:: Given data ::
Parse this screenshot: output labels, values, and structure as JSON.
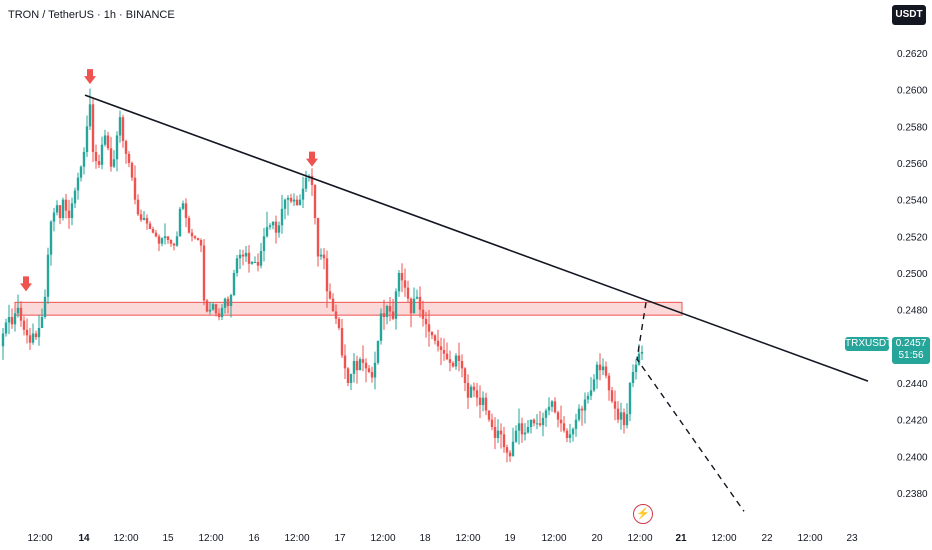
{
  "header": {
    "title": "TRON / TetherUS · 1h · BINANCE",
    "currency_badge": "USDT"
  },
  "price_label": {
    "ticker": "TRXUSDT",
    "price": "0.2457",
    "countdown": "51:56",
    "color": "#26a69a"
  },
  "icons": {
    "lightning": "lightning-icon"
  },
  "chart_data": {
    "type": "candlestick",
    "symbol": "TRXUSDT",
    "interval": "1h",
    "exchange": "BINANCE",
    "x_ticks": [
      "12:00",
      "14",
      "12:00",
      "15",
      "12:00",
      "16",
      "12:00",
      "17",
      "12:00",
      "18",
      "12:00",
      "19",
      "12:00",
      "20",
      "12:00",
      "21",
      "12:00",
      "22",
      "12:00",
      "23"
    ],
    "y_ticks": [
      0.238,
      0.24,
      0.242,
      0.244,
      0.246,
      0.248,
      0.25,
      0.252,
      0.254,
      0.256,
      0.258,
      0.26,
      0.262
    ],
    "y_tick_labels": [
      "0.2380",
      "0.2400",
      "0.2420",
      "0.2440",
      "0.2460",
      "0.2480",
      "0.2500",
      "0.2520",
      "0.2540",
      "0.2560",
      "0.2580",
      "0.2600",
      "0.2620"
    ],
    "ylim": [
      0.2362,
      0.2632
    ],
    "up_color": "#26a69a",
    "down_color": "#ef5350",
    "price_path": [
      [
        0,
        0.246
      ],
      [
        3,
        0.2467
      ],
      [
        6,
        0.2473
      ],
      [
        9,
        0.2476
      ],
      [
        12,
        0.2472
      ],
      [
        15,
        0.2478
      ],
      [
        18,
        0.2481
      ],
      [
        21,
        0.2474
      ],
      [
        24,
        0.2469
      ],
      [
        27,
        0.2466
      ],
      [
        30,
        0.2462
      ],
      [
        33,
        0.2467
      ],
      [
        36,
        0.2465
      ],
      [
        39,
        0.247
      ],
      [
        42,
        0.2476
      ],
      [
        45,
        0.2487
      ],
      [
        48,
        0.251
      ],
      [
        51,
        0.2528
      ],
      [
        54,
        0.2533
      ],
      [
        57,
        0.2537
      ],
      [
        60,
        0.253
      ],
      [
        63,
        0.254
      ],
      [
        66,
        0.2534
      ],
      [
        69,
        0.253
      ],
      [
        72,
        0.2538
      ],
      [
        75,
        0.2545
      ],
      [
        78,
        0.2552
      ],
      [
        81,
        0.2558
      ],
      [
        84,
        0.2566
      ],
      [
        87,
        0.258
      ],
      [
        90,
        0.2592
      ],
      [
        93,
        0.2566
      ],
      [
        96,
        0.2561
      ],
      [
        99,
        0.2559
      ],
      [
        102,
        0.257
      ],
      [
        105,
        0.2575
      ],
      [
        108,
        0.2568
      ],
      [
        111,
        0.2558
      ],
      [
        114,
        0.2562
      ],
      [
        117,
        0.2575
      ],
      [
        120,
        0.2585
      ],
      [
        123,
        0.2572
      ],
      [
        126,
        0.2565
      ],
      [
        129,
        0.256
      ],
      [
        132,
        0.2552
      ],
      [
        135,
        0.254
      ],
      [
        138,
        0.2532
      ],
      [
        141,
        0.2529
      ],
      [
        144,
        0.253
      ],
      [
        147,
        0.2527
      ],
      [
        150,
        0.2524
      ],
      [
        153,
        0.2522
      ],
      [
        156,
        0.252
      ],
      [
        159,
        0.2516
      ],
      [
        162,
        0.2519
      ],
      [
        165,
        0.252
      ],
      [
        168,
        0.2518
      ],
      [
        171,
        0.2516
      ],
      [
        174,
        0.2515
      ],
      [
        177,
        0.252
      ],
      [
        180,
        0.2535
      ],
      [
        183,
        0.2538
      ],
      [
        186,
        0.253
      ],
      [
        189,
        0.2522
      ],
      [
        192,
        0.252
      ],
      [
        195,
        0.2519
      ],
      [
        198,
        0.2518
      ],
      [
        201,
        0.2515
      ],
      [
        204,
        0.2485
      ],
      [
        207,
        0.2479
      ],
      [
        210,
        0.248
      ],
      [
        213,
        0.2483
      ],
      [
        216,
        0.2478
      ],
      [
        219,
        0.2476
      ],
      [
        222,
        0.2481
      ],
      [
        225,
        0.2486
      ],
      [
        228,
        0.2482
      ],
      [
        231,
        0.2488
      ],
      [
        234,
        0.25
      ],
      [
        237,
        0.2508
      ],
      [
        240,
        0.251
      ],
      [
        243,
        0.2509
      ],
      [
        246,
        0.2511
      ],
      [
        249,
        0.2505
      ],
      [
        252,
        0.2506
      ],
      [
        255,
        0.2506
      ],
      [
        258,
        0.2504
      ],
      [
        261,
        0.2512
      ],
      [
        264,
        0.252
      ],
      [
        267,
        0.2525
      ],
      [
        270,
        0.2526
      ],
      [
        273,
        0.2528
      ],
      [
        276,
        0.2522
      ],
      [
        279,
        0.2526
      ],
      [
        282,
        0.2535
      ],
      [
        285,
        0.254
      ],
      [
        288,
        0.2541
      ],
      [
        291,
        0.2539
      ],
      [
        294,
        0.254
      ],
      [
        297,
        0.2537
      ],
      [
        300,
        0.254
      ],
      [
        303,
        0.2546
      ],
      [
        306,
        0.2552
      ],
      [
        309,
        0.2553
      ],
      [
        312,
        0.2548
      ],
      [
        315,
        0.253
      ],
      [
        318,
        0.2509
      ],
      [
        321,
        0.251
      ],
      [
        324,
        0.2508
      ],
      [
        327,
        0.249
      ],
      [
        330,
        0.2486
      ],
      [
        333,
        0.2479
      ],
      [
        336,
        0.2475
      ],
      [
        339,
        0.247
      ],
      [
        342,
        0.2455
      ],
      [
        345,
        0.2448
      ],
      [
        348,
        0.244
      ],
      [
        351,
        0.2445
      ],
      [
        354,
        0.2452
      ],
      [
        357,
        0.2447
      ],
      [
        360,
        0.2453
      ],
      [
        363,
        0.2451
      ],
      [
        366,
        0.2448
      ],
      [
        369,
        0.2446
      ],
      [
        372,
        0.2443
      ],
      [
        375,
        0.2451
      ],
      [
        378,
        0.2463
      ],
      [
        381,
        0.2478
      ],
      [
        384,
        0.2476
      ],
      [
        387,
        0.2482
      ],
      [
        390,
        0.2479
      ],
      [
        393,
        0.2475
      ],
      [
        396,
        0.249
      ],
      [
        399,
        0.25
      ],
      [
        402,
        0.2496
      ],
      [
        405,
        0.2492
      ],
      [
        408,
        0.2486
      ],
      [
        411,
        0.2478
      ],
      [
        414,
        0.2486
      ],
      [
        417,
        0.2487
      ],
      [
        420,
        0.248
      ],
      [
        423,
        0.2475
      ],
      [
        426,
        0.2472
      ],
      [
        429,
        0.2468
      ],
      [
        432,
        0.2466
      ],
      [
        435,
        0.2463
      ],
      [
        438,
        0.246
      ],
      [
        441,
        0.2458
      ],
      [
        444,
        0.2456
      ],
      [
        447,
        0.2453
      ],
      [
        450,
        0.2451
      ],
      [
        453,
        0.2449
      ],
      [
        456,
        0.2455
      ],
      [
        459,
        0.2452
      ],
      [
        462,
        0.2448
      ],
      [
        465,
        0.244
      ],
      [
        468,
        0.2432
      ],
      [
        471,
        0.2438
      ],
      [
        474,
        0.2436
      ],
      [
        477,
        0.2432
      ],
      [
        480,
        0.2428
      ],
      [
        483,
        0.2432
      ],
      [
        486,
        0.2425
      ],
      [
        489,
        0.242
      ],
      [
        492,
        0.2416
      ],
      [
        495,
        0.241
      ],
      [
        498,
        0.2414
      ],
      [
        501,
        0.2412
      ],
      [
        504,
        0.2405
      ],
      [
        507,
        0.2402
      ],
      [
        510,
        0.24
      ],
      [
        513,
        0.2408
      ],
      [
        516,
        0.2414
      ],
      [
        519,
        0.2418
      ],
      [
        522,
        0.2412
      ],
      [
        525,
        0.2413
      ],
      [
        528,
        0.2416
      ],
      [
        531,
        0.242
      ],
      [
        534,
        0.2418
      ],
      [
        537,
        0.2418
      ],
      [
        540,
        0.2417
      ],
      [
        543,
        0.2421
      ],
      [
        546,
        0.2425
      ],
      [
        549,
        0.2427
      ],
      [
        552,
        0.243
      ],
      [
        555,
        0.2424
      ],
      [
        558,
        0.242
      ],
      [
        561,
        0.2418
      ],
      [
        564,
        0.2414
      ],
      [
        567,
        0.241
      ],
      [
        570,
        0.2412
      ],
      [
        573,
        0.2415
      ],
      [
        576,
        0.242
      ],
      [
        579,
        0.2426
      ],
      [
        582,
        0.2425
      ],
      [
        585,
        0.2431
      ],
      [
        588,
        0.2433
      ],
      [
        591,
        0.2436
      ],
      [
        594,
        0.2442
      ],
      [
        597,
        0.245
      ],
      [
        600,
        0.2447
      ],
      [
        603,
        0.2449
      ],
      [
        606,
        0.2444
      ],
      [
        609,
        0.2436
      ],
      [
        612,
        0.243
      ],
      [
        615,
        0.2426
      ],
      [
        618,
        0.242
      ],
      [
        621,
        0.2424
      ],
      [
        624,
        0.2417
      ],
      [
        627,
        0.2423
      ],
      [
        630,
        0.244
      ],
      [
        633,
        0.2446
      ],
      [
        636,
        0.245
      ],
      [
        639,
        0.2456
      ],
      [
        642,
        0.2457
      ]
    ],
    "annotations": {
      "resistance_trendline": {
        "from": [
          85,
          0.2597
        ],
        "to": [
          868,
          0.2441
        ],
        "color": "#131722"
      },
      "support_zone": {
        "x_range": [
          15,
          682
        ],
        "y_range": [
          0.2477,
          0.2484
        ],
        "color": "#ef5350"
      },
      "projection_path": {
        "points": [
          [
            646,
            0.2484
          ],
          [
            637,
            0.2453
          ],
          [
            744,
            0.237
          ]
        ],
        "style": "dashed",
        "color": "#131722"
      },
      "markers": [
        {
          "type": "down-arrow",
          "x": 26,
          "y": 0.249,
          "color": "#ef5350"
        },
        {
          "type": "down-arrow",
          "x": 90,
          "y": 0.2603,
          "color": "#ef5350"
        },
        {
          "type": "down-arrow",
          "x": 312,
          "y": 0.2558,
          "color": "#ef5350"
        }
      ]
    }
  }
}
:::
- **What you have to do**: Copy all lines of the material above where the string "BINANCE" occurs.

- **Final result**:
    "title": "TRON / TetherUS · 1h · BINANCE",
    "exchange": "BINANCE",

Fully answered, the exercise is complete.